**WORK TO DO**
Copy every line of the material below word for word, leaving out the pictures.

Spatial annotation entries
_ _ _
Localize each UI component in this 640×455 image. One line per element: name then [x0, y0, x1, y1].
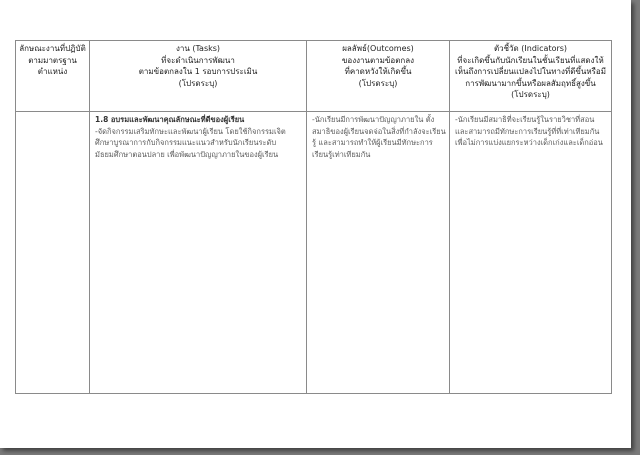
table-row: [16, 112, 612, 394]
task-description: -จัดกิจกรรมเสริมทักษะและพัฒนาผู้เรียน โดยใช้กิจกรรมเจิตศึกษาบูรณาการกับกิจกรรมแนะแนวสำหรับนักเรียนระดับมัธยมศึกษาตอนปลาย เพื่อพัฒนาปัญญาภายในของผู้เรียน: [95, 126, 286, 159]
header-line: ตามข้อตกลงใน 1 รอบการประเมิน: [138, 67, 258, 76]
task-title: 1.8 อบรมและพัฒนาคุณลักษณะที่ดีของผู้เรียน: [95, 115, 245, 124]
header-line: ที่จะดำเนินการพัฒนา: [161, 55, 235, 65]
header-job-characteristics: [16, 41, 90, 112]
header-line: งาน (Tasks): [175, 44, 221, 53]
header-line: การพัฒนามากขึ้นหรือผลสัมฤทธิ์สูงขึ้น: [465, 78, 596, 88]
cell-tasks: [90, 112, 307, 394]
header-line: ตำแหน่ง: [37, 67, 68, 76]
outcome-text: -นักเรียนมีการพัฒนาปัญญาภายใน ตั้งสมาธิของผู้เรียนจดจ่อในสิ่งที่กำลังจะเรียนรู้ และสามารถทำให้ผู้เรียนมีทักษะการเรียนรู้เท่าเทียมกัน: [312, 115, 446, 159]
header-line: (โปรดระบุ): [358, 78, 398, 88]
header-line: ลักษณะงานที่ปฏิบัติ: [19, 44, 86, 53]
header-line: ผลลัพธ์(Outcomes): [342, 44, 414, 53]
header-line: (โปรดระบุ): [511, 90, 550, 99]
agreement-table: [15, 40, 612, 394]
header-outcomes: [307, 41, 450, 112]
header-line: เห็นถึงการเปลี่ยนแปลงไปในทางที่ดีขึ้นหรือมี: [455, 67, 606, 76]
cell-outcomes: [307, 112, 450, 394]
cell-job-characteristics: [16, 112, 90, 394]
header-line: ตามมาตรฐาน: [28, 55, 77, 65]
header-line: ตัวชี้วัด (Indicators): [493, 44, 568, 53]
header-row: [16, 41, 612, 112]
header-line: ของงานตามข้อตกลง: [341, 55, 415, 65]
header-line: ที่คาดหวังให้เกิดขึ้น: [344, 67, 412, 76]
header-indicators: [450, 41, 612, 112]
indicator-text: -นักเรียนมีสมาธิที่จะเรียนรู้ในรายวิชาที่สอน และสามารถมีทักษะการเรียนรู้ที่ที่เท่าเทียมกันเพื่อไม่การแบ่งแยกระหว่างเด็กเก่งและเด็กอ่อน: [455, 115, 603, 147]
cell-indicators: [450, 112, 612, 394]
header-line: (โปรดระบุ): [178, 78, 218, 88]
header-tasks: [90, 41, 307, 112]
header-line: ที่จะเกิดขึ้นกับนักเรียนในชั้นเรียนที่แสดงให้: [457, 55, 604, 65]
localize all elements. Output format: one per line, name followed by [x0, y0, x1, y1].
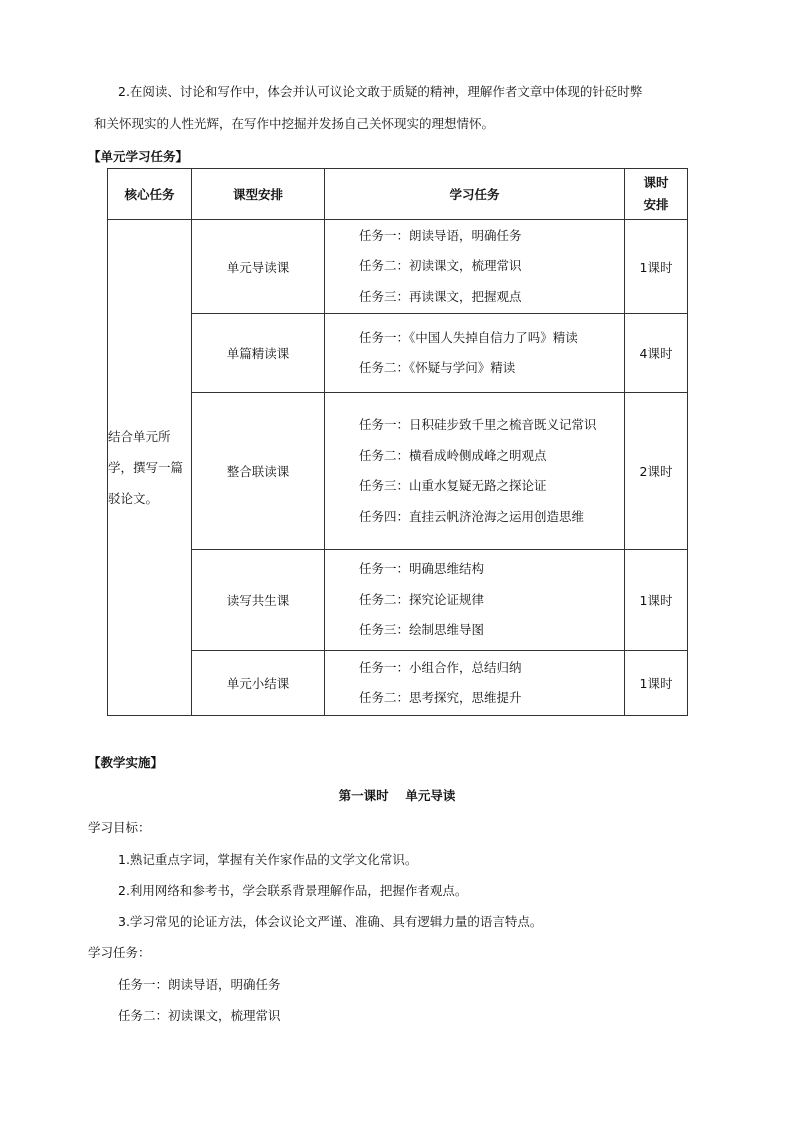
task-item: 任务一：日积硅步致千里之梳音既义记常识	[359, 417, 597, 432]
unit-tasks-heading: 【单元学习任务】	[88, 149, 189, 164]
objective-2-line-1: 2.在阅读、讨论和写作中，体会并认可议论文敢于质疑的精神，理解作者文章中体现的针砭时弊	[118, 84, 643, 99]
task-item: 任务三：绘制思维导图	[359, 622, 485, 638]
learning-task-item: 任务一：朗读导语，明确任务	[118, 977, 281, 992]
lesson-hours: 4课时	[625, 314, 688, 393]
lesson-hours: 1课时	[625, 220, 688, 314]
table-row	[108, 393, 688, 550]
lesson-type: 单元导读课	[192, 220, 325, 314]
task-item: 任务二：横看成岭侧成峰之明观点	[359, 447, 547, 463]
header-hours-line-1: 课时	[643, 175, 669, 190]
table-row	[108, 550, 688, 651]
task-item: 任务一：朗读导语，明确任务	[359, 227, 522, 243]
objective-item: 2.利用网络和参考书，学会联系背景理解作品，把握作者观点。	[118, 883, 468, 898]
header-hours	[625, 169, 688, 220]
lesson-hours: 1课时	[625, 651, 688, 716]
table-row	[108, 314, 688, 393]
task-list	[325, 220, 625, 314]
header-hours-line-2: 安排	[643, 197, 669, 212]
task-item: 任务二：探究论证规律	[359, 591, 485, 607]
lesson-title: 第一课时 单元导读	[338, 788, 456, 803]
objective-item: 1.熟记重点字词，掌握有关作家作品的文学文化常识。	[118, 852, 418, 867]
task-item: 任务四：直挂云帆济沧海之运用创造思维	[359, 508, 585, 524]
task-item: 任务三：山重水复疑无路之探论证	[359, 478, 547, 493]
objective-item: 3.学习常见的论证方法，体会议论文严谨、准确、具有逻辑力量的语言特点。	[118, 914, 543, 929]
task-item: 任务一：明确思维结构	[359, 561, 485, 577]
objective-2-line-2: 和关怀现实的人性光辉，在写作中挖掘并发扬自己关怀现实的理想情怀。	[94, 116, 495, 131]
lesson-type: 整合联读课	[192, 393, 325, 550]
learning-task-item: 任务二：初读课文，梳理常识	[118, 1008, 281, 1023]
task-item: 任务二：《怀疑与学问》精读	[359, 360, 516, 375]
lesson-type: 读写共生课	[192, 550, 325, 651]
task-item: 任务二：思考探究，思维提升	[359, 690, 522, 705]
task-item: 任务二：初读课文，梳理常识	[359, 258, 522, 274]
header-core-task: 核心任务	[108, 169, 192, 220]
header-learning-tasks: 学习任务	[325, 169, 625, 220]
lesson-hours: 2课时	[625, 393, 688, 550]
task-list	[325, 314, 625, 393]
header-lesson-type: 课型安排	[192, 169, 325, 220]
lesson-type: 单元小结课	[192, 651, 325, 716]
implementation-heading: 【教学实施】	[88, 755, 164, 770]
task-list	[325, 550, 625, 651]
table-header-row	[108, 169, 688, 220]
unit-plan-table	[107, 168, 688, 716]
lesson-hours: 1课时	[625, 550, 688, 651]
objectives-label: 学习目标：	[88, 820, 151, 835]
table-row	[108, 220, 688, 314]
task-item: 任务一：小组合作，总结归纳	[359, 659, 522, 675]
learning-tasks-label: 学习任务：	[88, 945, 151, 960]
table-row	[108, 651, 688, 716]
core-task-cell: 结合单元所学，撰写一篇驳论文。	[108, 220, 192, 716]
task-item: 任务三：再读课文，把握观点	[359, 288, 522, 304]
task-list	[325, 393, 625, 550]
task-list	[325, 651, 625, 716]
task-item: 任务一：《中国人失掉自信力了吗》精读	[359, 329, 578, 345]
lesson-type: 单篇精读课	[192, 314, 325, 393]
_ _ _
**TASK ANSWER**
Localize each UI component in this 640×455 image. One line per element: name then [x0, y0, x1, y1].
table-row: [16, 112, 612, 394]
task-description: -จัดกิจกรรมเสริมทักษะและพัฒนาผู้เรียน โดยใช้กิจกรรมเจิตศึกษาบูรณาการกับกิจกรรมแนะแนวสำหรับนักเรียนระดับมัธยมศึกษาตอนปลาย เพื่อพัฒนาปัญญาภายในของผู้เรียน: [95, 126, 286, 159]
header-line: ตามข้อตกลงใน 1 รอบการประเมิน: [138, 67, 258, 76]
task-title: 1.8 อบรมและพัฒนาคุณลักษณะที่ดีของผู้เรียน: [95, 115, 245, 124]
header-line: ที่จะดำเนินการพัฒนา: [161, 55, 235, 65]
header-job-characteristics: [16, 41, 90, 112]
header-line: งาน (Tasks): [175, 44, 221, 53]
header-line: การพัฒนามากขึ้นหรือผลสัมฤทธิ์สูงขึ้น: [465, 78, 596, 88]
cell-tasks: [90, 112, 307, 394]
header-line: ตำแหน่ง: [37, 67, 68, 76]
outcome-text: -นักเรียนมีการพัฒนาปัญญาภายใน ตั้งสมาธิของผู้เรียนจดจ่อในสิ่งที่กำลังจะเรียนรู้ และสามารถทำให้ผู้เรียนมีทักษะการเรียนรู้เท่าเทียมกัน: [312, 115, 446, 159]
header-line: (โปรดระบุ): [358, 78, 398, 88]
header-line: ลักษณะงานที่ปฏิบัติ: [19, 44, 86, 53]
header-line: ผลลัพธ์(Outcomes): [342, 44, 414, 53]
header-line: (โปรดระบุ): [511, 90, 550, 99]
agreement-table: [15, 40, 612, 394]
header-outcomes: [307, 41, 450, 112]
header-line: เห็นถึงการเปลี่ยนแปลงไปในทางที่ดีขึ้นหรือมี: [455, 67, 606, 76]
cell-outcomes: [307, 112, 450, 394]
cell-job-characteristics: [16, 112, 90, 394]
header-line: ตามมาตรฐาน: [28, 55, 77, 65]
header-line: ตัวชี้วัด (Indicators): [493, 44, 568, 53]
header-row: [16, 41, 612, 112]
header-line: ของงานตามข้อตกลง: [341, 55, 415, 65]
header-line: ที่คาดหวังให้เกิดขึ้น: [344, 67, 412, 76]
header-indicators: [450, 41, 612, 112]
indicator-text: -นักเรียนมีสมาธิที่จะเรียนรู้ในรายวิชาที่สอน และสามารถมีทักษะการเรียนรู้ที่ที่เท่าเทียมกันเพื่อไม่การแบ่งแยกระหว่างเด็กเก่งและเด็กอ่อน: [455, 115, 603, 147]
cell-indicators: [450, 112, 612, 394]
header-line: (โปรดระบุ): [178, 78, 218, 88]
header-tasks: [90, 41, 307, 112]
header-line: ที่จะเกิดขึ้นกับนักเรียนในชั้นเรียนที่แสดงให้: [457, 55, 604, 65]
localize all elements. Output format: one per line, name followed by [x0, y0, x1, y1].
task-item: 任务一：日积硅步致千里之梳音既义记常识	[359, 417, 597, 432]
unit-tasks-heading: 【单元学习任务】	[88, 149, 189, 164]
objective-2-line-1: 2.在阅读、讨论和写作中，体会并认可议论文敢于质疑的精神，理解作者文章中体现的针砭时弊	[118, 84, 643, 99]
task-item: 任务三：绘制思维导图	[359, 622, 485, 638]
learning-task-item: 任务一：朗读导语，明确任务	[118, 977, 281, 992]
lesson-hours: 4课时	[625, 314, 688, 393]
lesson-hours: 1课时	[625, 220, 688, 314]
table-row	[108, 393, 688, 550]
lesson-type: 单元导读课	[192, 220, 325, 314]
task-item: 任务二：横看成岭侧成峰之明观点	[359, 447, 547, 463]
header-hours-line-1: 课时	[643, 175, 669, 190]
table-row	[108, 550, 688, 651]
task-item: 任务一：朗读导语，明确任务	[359, 227, 522, 243]
objective-item: 2.利用网络和参考书，学会联系背景理解作品，把握作者观点。	[118, 883, 468, 898]
header-hours	[625, 169, 688, 220]
lesson-hours: 1课时	[625, 651, 688, 716]
table-row	[108, 314, 688, 393]
task-list	[325, 220, 625, 314]
header-hours-line-2: 安排	[643, 197, 669, 212]
task-item: 任务二：探究论证规律	[359, 591, 485, 607]
lesson-title: 第一课时 单元导读	[338, 788, 456, 803]
objective-item: 1.熟记重点字词，掌握有关作家作品的文学文化常识。	[118, 852, 418, 867]
task-item: 任务四：直挂云帆济沧海之运用创造思维	[359, 508, 585, 524]
task-item: 任务三：山重水复疑无路之探论证	[359, 478, 547, 493]
objective-item: 3.学习常见的论证方法，体会议论文严谨、准确、具有逻辑力量的语言特点。	[118, 914, 543, 929]
task-item: 任务一：明确思维结构	[359, 561, 485, 577]
objective-2-line-2: 和关怀现实的人性光辉，在写作中挖掘并发扬自己关怀现实的理想情怀。	[94, 116, 495, 131]
lesson-type: 整合联读课	[192, 393, 325, 550]
learning-task-item: 任务二：初读课文，梳理常识	[118, 1008, 281, 1023]
task-item: 任务二：《怀疑与学问》精读	[359, 360, 516, 375]
lesson-type: 读写共生课	[192, 550, 325, 651]
task-item: 任务二：思考探究，思维提升	[359, 690, 522, 705]
task-item: 任务二：初读课文，梳理常识	[359, 258, 522, 274]
header-core-task: 核心任务	[108, 169, 192, 220]
header-learning-tasks: 学习任务	[325, 169, 625, 220]
lesson-hours: 2课时	[625, 393, 688, 550]
task-list	[325, 314, 625, 393]
header-lesson-type: 课型安排	[192, 169, 325, 220]
lesson-type: 单元小结课	[192, 651, 325, 716]
implementation-heading: 【教学实施】	[88, 755, 164, 770]
task-list	[325, 550, 625, 651]
table-header-row	[108, 169, 688, 220]
unit-plan-table	[107, 168, 688, 716]
lesson-hours: 1课时	[625, 550, 688, 651]
objectives-label: 学习目标：	[88, 820, 151, 835]
table-row	[108, 220, 688, 314]
task-item: 任务一：小组合作，总结归纳	[359, 659, 522, 675]
learning-tasks-label: 学习任务：	[88, 945, 151, 960]
table-row	[108, 651, 688, 716]
core-task-cell: 结合单元所学，撰写一篇驳论文。	[108, 220, 192, 716]
task-item: 任务三：再读课文，把握观点	[359, 288, 522, 304]
task-list	[325, 393, 625, 550]
task-list	[325, 651, 625, 716]
task-item: 任务一：《中国人失掉自信力了吗》精读	[359, 329, 578, 345]
lesson-type: 单篇精读课	[192, 314, 325, 393]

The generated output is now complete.